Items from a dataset
▽
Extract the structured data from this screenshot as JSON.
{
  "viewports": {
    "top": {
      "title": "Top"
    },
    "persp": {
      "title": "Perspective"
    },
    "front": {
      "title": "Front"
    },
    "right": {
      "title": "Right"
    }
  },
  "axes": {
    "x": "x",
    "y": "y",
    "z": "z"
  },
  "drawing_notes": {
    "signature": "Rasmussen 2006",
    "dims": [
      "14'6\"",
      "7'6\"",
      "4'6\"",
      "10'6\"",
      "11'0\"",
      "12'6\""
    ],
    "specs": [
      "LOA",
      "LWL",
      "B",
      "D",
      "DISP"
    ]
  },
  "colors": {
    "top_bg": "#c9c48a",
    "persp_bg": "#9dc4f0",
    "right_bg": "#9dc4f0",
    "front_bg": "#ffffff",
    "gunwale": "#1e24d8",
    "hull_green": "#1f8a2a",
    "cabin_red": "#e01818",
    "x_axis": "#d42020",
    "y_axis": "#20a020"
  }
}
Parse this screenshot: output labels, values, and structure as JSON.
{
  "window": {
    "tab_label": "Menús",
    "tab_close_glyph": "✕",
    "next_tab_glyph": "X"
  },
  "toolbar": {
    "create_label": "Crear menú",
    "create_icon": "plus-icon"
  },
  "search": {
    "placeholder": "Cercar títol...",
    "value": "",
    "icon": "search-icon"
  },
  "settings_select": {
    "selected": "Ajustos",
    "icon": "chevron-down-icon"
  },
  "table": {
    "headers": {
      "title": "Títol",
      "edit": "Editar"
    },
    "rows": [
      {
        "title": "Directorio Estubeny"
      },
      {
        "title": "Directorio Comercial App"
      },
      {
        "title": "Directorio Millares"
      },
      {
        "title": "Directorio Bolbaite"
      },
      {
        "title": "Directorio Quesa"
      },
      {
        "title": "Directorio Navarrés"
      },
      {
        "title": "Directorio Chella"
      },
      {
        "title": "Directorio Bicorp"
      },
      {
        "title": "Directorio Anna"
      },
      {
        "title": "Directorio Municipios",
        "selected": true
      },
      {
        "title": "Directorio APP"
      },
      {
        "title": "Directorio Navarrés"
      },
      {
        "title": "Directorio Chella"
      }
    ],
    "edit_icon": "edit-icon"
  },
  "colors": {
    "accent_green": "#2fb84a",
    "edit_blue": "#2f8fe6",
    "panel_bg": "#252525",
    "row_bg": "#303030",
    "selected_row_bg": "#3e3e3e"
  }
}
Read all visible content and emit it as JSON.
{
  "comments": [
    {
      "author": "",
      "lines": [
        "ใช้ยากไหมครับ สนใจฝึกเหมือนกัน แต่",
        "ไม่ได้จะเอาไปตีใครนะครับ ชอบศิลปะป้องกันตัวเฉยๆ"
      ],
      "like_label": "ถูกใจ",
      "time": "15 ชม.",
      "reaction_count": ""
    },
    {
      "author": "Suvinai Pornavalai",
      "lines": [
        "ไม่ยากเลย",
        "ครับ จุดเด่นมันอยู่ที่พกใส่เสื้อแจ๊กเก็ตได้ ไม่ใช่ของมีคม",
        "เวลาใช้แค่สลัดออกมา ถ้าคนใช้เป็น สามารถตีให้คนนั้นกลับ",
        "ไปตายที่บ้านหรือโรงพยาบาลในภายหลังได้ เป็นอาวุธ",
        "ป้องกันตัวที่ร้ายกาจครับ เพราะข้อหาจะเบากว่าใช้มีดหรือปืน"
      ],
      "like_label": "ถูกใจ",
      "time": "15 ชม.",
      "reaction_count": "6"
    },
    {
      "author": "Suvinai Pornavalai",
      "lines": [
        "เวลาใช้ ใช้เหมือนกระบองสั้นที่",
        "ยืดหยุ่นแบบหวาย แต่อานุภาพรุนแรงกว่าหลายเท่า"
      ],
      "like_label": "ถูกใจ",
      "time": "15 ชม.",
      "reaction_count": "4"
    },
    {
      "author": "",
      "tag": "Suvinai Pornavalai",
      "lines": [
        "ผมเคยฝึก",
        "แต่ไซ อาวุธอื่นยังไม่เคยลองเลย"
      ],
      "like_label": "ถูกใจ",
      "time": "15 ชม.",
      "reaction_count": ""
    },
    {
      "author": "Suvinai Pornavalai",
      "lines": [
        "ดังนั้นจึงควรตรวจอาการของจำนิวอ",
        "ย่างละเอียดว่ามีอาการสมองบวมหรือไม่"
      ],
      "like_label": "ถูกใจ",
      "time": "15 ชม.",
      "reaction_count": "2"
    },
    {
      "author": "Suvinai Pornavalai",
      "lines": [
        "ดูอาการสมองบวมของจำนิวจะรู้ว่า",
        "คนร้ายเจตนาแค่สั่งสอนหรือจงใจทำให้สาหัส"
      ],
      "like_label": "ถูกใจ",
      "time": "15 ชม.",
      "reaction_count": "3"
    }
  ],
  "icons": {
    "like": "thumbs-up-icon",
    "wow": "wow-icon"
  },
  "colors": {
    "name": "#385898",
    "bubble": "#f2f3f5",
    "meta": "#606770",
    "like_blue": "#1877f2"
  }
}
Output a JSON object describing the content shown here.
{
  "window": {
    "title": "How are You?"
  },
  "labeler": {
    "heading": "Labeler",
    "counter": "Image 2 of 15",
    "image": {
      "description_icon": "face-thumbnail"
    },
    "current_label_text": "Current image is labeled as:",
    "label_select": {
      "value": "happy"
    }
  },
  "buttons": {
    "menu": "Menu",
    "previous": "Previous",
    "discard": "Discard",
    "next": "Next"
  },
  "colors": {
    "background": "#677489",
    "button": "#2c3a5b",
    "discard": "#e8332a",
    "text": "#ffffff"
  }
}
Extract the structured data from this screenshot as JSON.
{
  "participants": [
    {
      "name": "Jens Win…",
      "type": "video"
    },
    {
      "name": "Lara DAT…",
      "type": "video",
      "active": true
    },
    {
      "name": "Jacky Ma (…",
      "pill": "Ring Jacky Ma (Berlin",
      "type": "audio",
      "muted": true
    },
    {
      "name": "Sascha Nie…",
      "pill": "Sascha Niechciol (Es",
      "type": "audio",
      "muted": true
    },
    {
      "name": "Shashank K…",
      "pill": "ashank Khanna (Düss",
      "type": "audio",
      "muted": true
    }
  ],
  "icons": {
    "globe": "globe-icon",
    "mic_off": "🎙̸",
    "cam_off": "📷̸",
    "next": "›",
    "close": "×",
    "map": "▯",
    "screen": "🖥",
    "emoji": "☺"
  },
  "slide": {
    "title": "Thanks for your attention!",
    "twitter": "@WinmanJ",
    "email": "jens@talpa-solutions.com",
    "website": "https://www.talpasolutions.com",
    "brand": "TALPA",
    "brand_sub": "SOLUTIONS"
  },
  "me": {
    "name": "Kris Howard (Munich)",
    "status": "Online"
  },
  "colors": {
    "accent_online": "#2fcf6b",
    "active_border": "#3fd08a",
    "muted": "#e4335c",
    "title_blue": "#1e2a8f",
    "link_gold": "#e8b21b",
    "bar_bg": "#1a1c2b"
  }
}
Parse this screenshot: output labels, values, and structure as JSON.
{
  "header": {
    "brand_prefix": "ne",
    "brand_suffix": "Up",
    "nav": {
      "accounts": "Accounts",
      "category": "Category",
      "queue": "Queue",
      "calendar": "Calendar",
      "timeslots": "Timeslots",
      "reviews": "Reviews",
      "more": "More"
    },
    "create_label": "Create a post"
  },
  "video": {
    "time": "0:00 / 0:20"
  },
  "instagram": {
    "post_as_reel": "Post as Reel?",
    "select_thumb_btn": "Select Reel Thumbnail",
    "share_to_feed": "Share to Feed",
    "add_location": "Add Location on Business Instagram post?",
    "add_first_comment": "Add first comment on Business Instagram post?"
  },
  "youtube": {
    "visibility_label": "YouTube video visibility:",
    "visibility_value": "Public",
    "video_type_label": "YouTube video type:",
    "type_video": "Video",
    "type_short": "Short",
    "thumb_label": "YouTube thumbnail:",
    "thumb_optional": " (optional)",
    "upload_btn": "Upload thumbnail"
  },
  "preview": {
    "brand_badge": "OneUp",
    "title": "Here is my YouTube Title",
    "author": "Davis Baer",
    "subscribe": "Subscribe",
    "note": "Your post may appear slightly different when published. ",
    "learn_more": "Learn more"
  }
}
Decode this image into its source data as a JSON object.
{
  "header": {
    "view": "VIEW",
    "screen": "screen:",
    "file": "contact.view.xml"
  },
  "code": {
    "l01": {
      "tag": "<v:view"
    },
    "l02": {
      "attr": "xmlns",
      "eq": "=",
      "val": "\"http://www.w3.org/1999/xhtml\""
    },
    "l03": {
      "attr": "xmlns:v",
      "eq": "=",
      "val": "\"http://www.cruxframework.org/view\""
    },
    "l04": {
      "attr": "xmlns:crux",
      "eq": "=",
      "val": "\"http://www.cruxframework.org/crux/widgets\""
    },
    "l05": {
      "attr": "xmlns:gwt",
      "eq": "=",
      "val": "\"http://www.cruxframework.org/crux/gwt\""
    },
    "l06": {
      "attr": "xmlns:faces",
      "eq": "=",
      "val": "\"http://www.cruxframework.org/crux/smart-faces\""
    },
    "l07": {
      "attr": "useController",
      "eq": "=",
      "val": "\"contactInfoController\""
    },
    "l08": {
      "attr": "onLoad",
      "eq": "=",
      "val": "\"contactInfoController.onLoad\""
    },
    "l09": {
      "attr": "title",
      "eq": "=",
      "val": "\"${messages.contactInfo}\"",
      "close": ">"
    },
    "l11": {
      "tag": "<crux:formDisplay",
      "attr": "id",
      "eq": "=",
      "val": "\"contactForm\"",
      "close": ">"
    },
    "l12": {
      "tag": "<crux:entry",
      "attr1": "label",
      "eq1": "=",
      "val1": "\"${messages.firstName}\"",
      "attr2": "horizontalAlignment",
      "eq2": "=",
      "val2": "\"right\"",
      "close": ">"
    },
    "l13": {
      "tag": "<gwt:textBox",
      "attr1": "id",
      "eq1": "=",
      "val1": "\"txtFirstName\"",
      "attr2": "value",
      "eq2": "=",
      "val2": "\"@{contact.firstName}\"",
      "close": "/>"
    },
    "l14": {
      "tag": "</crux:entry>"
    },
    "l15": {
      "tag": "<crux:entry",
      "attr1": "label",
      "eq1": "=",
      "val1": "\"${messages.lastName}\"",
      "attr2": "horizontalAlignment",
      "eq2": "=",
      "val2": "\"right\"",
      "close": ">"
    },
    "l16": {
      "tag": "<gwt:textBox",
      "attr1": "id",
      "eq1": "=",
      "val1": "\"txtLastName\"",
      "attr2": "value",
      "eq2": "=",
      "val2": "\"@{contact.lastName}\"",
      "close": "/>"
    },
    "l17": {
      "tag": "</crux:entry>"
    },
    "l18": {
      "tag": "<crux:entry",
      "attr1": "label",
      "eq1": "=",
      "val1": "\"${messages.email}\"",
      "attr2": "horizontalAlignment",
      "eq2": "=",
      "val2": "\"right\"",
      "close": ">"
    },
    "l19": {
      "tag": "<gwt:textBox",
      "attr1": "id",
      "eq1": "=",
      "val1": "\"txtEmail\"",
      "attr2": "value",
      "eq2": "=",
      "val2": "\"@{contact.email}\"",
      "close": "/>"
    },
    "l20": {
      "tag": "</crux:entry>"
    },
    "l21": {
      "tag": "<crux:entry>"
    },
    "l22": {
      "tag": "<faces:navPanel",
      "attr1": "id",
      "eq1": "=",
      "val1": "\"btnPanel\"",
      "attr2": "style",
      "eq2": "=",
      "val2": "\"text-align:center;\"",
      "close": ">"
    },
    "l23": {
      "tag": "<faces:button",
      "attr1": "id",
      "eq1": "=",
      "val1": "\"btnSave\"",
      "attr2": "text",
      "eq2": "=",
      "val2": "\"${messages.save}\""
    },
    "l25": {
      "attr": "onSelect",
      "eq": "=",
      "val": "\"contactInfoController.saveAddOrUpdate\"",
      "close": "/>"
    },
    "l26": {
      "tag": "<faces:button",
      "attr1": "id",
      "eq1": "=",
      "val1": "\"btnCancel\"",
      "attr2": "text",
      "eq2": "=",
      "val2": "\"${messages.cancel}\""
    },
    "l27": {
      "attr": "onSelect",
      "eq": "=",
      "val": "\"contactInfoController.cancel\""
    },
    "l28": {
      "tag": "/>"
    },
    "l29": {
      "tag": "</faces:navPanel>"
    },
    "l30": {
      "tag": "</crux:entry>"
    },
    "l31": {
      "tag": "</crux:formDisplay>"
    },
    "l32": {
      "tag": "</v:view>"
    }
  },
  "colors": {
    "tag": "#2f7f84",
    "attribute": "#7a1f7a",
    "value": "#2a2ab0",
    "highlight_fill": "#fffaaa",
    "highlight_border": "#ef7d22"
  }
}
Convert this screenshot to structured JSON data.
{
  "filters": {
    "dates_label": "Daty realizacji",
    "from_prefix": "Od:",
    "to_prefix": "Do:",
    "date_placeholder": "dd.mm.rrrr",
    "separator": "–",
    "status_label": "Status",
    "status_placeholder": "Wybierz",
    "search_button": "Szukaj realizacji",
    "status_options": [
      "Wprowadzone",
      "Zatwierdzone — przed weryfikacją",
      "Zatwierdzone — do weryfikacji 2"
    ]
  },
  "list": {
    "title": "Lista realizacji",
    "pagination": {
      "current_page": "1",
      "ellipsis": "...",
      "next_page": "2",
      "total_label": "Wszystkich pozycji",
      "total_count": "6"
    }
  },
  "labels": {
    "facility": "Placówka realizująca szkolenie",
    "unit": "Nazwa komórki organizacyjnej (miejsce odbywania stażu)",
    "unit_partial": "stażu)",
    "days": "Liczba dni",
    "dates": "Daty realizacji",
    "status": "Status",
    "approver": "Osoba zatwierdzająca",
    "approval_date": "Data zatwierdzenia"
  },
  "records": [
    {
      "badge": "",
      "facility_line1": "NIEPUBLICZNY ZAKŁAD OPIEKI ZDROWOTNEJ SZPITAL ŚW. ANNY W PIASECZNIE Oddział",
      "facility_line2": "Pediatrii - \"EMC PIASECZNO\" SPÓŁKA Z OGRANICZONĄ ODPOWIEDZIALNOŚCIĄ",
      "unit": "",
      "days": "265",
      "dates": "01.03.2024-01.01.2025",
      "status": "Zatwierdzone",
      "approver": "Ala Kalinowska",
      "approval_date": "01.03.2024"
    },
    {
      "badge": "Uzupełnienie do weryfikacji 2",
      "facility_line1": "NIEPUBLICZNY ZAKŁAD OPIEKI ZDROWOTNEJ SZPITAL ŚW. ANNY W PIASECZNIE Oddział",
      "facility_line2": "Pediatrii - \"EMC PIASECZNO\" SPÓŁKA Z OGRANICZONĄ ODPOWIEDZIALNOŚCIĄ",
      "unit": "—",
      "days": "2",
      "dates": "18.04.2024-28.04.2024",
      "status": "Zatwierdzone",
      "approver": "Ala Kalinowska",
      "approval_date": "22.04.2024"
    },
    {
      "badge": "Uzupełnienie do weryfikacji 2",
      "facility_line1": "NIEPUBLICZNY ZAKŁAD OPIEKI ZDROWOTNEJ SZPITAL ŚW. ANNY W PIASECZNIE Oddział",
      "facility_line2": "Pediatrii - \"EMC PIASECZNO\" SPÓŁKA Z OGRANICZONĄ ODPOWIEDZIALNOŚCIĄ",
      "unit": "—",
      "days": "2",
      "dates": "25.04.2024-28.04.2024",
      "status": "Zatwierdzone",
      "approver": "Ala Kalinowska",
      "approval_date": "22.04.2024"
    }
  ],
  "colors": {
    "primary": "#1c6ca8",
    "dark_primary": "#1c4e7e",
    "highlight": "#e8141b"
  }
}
△
* [Work required]
Find the string "contactInfoController" in the listing and return every line that holds it.

* [Exercise response]
      "val": "\"contactInfoController\""
      "val": "\"contactInfoController.onLoad\""
      "val": "\"contactInfoController.saveAddOrUpdate\"",
      "val": "\"contactInfoController.cancel\""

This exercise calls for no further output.